### Task
Copy every line, leaving nothing out and adding nothing.

### Records excerpted from a collection
● ● ● ● ●

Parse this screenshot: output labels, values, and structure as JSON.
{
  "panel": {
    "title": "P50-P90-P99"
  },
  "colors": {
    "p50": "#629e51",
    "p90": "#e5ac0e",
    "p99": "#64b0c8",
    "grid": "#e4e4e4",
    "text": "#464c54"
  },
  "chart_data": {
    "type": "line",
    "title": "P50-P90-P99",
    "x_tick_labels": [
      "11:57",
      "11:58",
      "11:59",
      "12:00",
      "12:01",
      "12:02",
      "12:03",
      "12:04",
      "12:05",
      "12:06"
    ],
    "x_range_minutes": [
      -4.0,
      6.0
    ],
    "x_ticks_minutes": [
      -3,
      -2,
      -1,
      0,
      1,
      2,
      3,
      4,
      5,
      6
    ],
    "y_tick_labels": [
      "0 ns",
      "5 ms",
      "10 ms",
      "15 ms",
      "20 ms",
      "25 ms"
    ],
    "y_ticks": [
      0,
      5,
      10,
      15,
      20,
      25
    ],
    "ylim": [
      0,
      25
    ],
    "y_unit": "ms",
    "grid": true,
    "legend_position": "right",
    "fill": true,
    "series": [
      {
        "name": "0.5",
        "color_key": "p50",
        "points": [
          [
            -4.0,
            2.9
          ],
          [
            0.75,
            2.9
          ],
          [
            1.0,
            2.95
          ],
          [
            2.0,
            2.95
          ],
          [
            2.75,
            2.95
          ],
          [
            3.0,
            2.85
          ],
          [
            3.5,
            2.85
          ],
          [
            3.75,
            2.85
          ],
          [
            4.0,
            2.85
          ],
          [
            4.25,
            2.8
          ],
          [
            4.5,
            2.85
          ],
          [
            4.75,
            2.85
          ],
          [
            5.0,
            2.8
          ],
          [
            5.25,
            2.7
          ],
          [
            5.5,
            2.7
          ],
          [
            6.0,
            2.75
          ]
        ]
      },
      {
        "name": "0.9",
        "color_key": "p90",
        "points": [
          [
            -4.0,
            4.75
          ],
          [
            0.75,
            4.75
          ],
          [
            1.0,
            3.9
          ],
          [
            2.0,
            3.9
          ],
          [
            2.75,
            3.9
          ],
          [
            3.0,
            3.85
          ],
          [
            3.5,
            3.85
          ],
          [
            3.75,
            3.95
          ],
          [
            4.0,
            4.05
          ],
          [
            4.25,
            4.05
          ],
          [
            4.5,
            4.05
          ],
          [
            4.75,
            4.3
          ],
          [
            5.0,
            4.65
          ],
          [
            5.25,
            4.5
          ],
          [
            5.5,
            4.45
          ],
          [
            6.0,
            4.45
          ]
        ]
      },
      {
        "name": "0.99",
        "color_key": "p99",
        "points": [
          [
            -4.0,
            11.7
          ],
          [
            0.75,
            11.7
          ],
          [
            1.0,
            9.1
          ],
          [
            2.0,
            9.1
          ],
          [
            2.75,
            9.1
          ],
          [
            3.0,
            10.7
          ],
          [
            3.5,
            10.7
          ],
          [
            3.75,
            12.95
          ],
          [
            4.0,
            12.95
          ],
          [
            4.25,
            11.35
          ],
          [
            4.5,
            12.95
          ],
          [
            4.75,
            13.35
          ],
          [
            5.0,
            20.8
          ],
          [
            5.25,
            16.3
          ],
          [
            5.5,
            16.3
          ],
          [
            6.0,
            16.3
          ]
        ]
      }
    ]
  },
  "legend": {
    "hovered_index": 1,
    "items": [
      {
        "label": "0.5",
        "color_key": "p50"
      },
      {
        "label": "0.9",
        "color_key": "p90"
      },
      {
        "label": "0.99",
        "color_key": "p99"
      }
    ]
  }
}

● ● ● ● ●

### Solution for this problem
Parse this screenshot: output labels, values, and structure as JSON.
{
  "panel": {
    "title": "P50-P90-P99"
  },
  "colors": {
    "p50": "#629e51",
    "p90": "#e5ac0e",
    "p99": "#64b0c8",
    "grid": "#e4e4e4",
    "text": "#464c54"
  },
  "chart_data": {
    "type": "line",
    "title": "P50-P90-P99",
    "x_tick_labels": [
      "11:57",
      "11:58",
      "11:59",
      "12:00",
      "12:01",
      "12:02",
      "12:03",
      "12:04",
      "12:05",
      "12:06"
    ],
    "x_range_minutes": [
      -4.0,
      6.0
    ],
    "x_ticks_minutes": [
      -3,
      -2,
      -1,
      0,
      1,
      2,
      3,
      4,
      5,
      6
    ],
    "y_tick_labels": [
      "0 ns",
      "5 ms",
      "10 ms",
      "15 ms",
      "20 ms",
      "25 ms"
    ],
    "y_ticks": [
      0,
      5,
      10,
      15,
      20,
      25
    ],
    "ylim": [
      0,
      25
    ],
    "y_unit": "ms",
    "grid": true,
    "legend_position": "right",
    "fill": true,
    "series": [
      {
        "name": "0.5",
        "color_key": "p50",
        "points": [
          [
            -4.0,
            2.9
          ],
          [
            0.75,
            2.9
          ],
          [
            1.0,
            2.95
          ],
          [
            2.0,
            2.95
          ],
          [
            2.75,
            2.95
          ],
          [
            3.0,
            2.85
          ],
          [
            3.5,
            2.85
          ],
          [
            3.75,
            2.85
          ],
          [
            4.0,
            2.85
          ],
          [
            4.25,
            2.8
          ],
          [
            4.5,
            2.85
          ],
          [
            4.75,
            2.85
          ],
          [
            5.0,
            2.8
          ],
          [
            5.25,
            2.7
          ],
          [
            5.5,
            2.7
          ],
          [
            6.0,
            2.75
          ]
        ]
      },
      {
        "name": "0.9",
        "color_key": "p90",
        "points": [
          [
            -4.0,
            4.75
          ],
          [
            0.75,
            4.75
          ],
          [
            1.0,
            3.9
          ],
          [
            2.0,
            3.9
          ],
          [
            2.75,
            3.9
          ],
          [
            3.0,
            3.85
          ],
          [
            3.5,
            3.85
          ],
          [
            3.75,
            3.95
          ],
          [
            4.0,
            4.05
          ],
          [
            4.25,
            4.05
          ],
          [
            4.5,
            4.05
          ],
          [
            4.75,
            4.3
          ],
          [
            5.0,
            4.65
          ],
          [
            5.25,
            4.5
          ],
          [
            5.5,
            4.45
          ],
          [
            6.0,
            4.45
          ]
        ]
      },
      {
        "name": "0.99",
        "color_key": "p99",
        "points": [
          [
            -4.0,
            11.7
          ],
          [
            0.75,
            11.7
          ],
          [
            1.0,
            9.1
          ],
          [
            2.0,
            9.1
          ],
          [
            2.75,
            9.1
          ],
          [
            3.0,
            10.7
          ],
          [
            3.5,
            10.7
          ],
          [
            3.75,
            12.95
          ],
          [
            4.0,
            12.95
          ],
          [
            4.25,
            11.35
          ],
          [
            4.5,
            12.95
          ],
          [
            4.75,
            13.35
          ],
          [
            5.0,
            20.8
          ],
          [
            5.25,
            16.3
          ],
          [
            5.5,
            16.3
          ],
          [
            6.0,
            16.3
          ]
        ]
      }
    ]
  },
  "legend": {
    "hovered_index": 1,
    "items": [
      {
        "label": "0.5",
        "color_key": "p50"
      },
      {
        "label": "0.9",
        "color_key": "p90"
      },
      {
        "label": "0.99",
        "color_key": "p99"
      }
    ]
  }
}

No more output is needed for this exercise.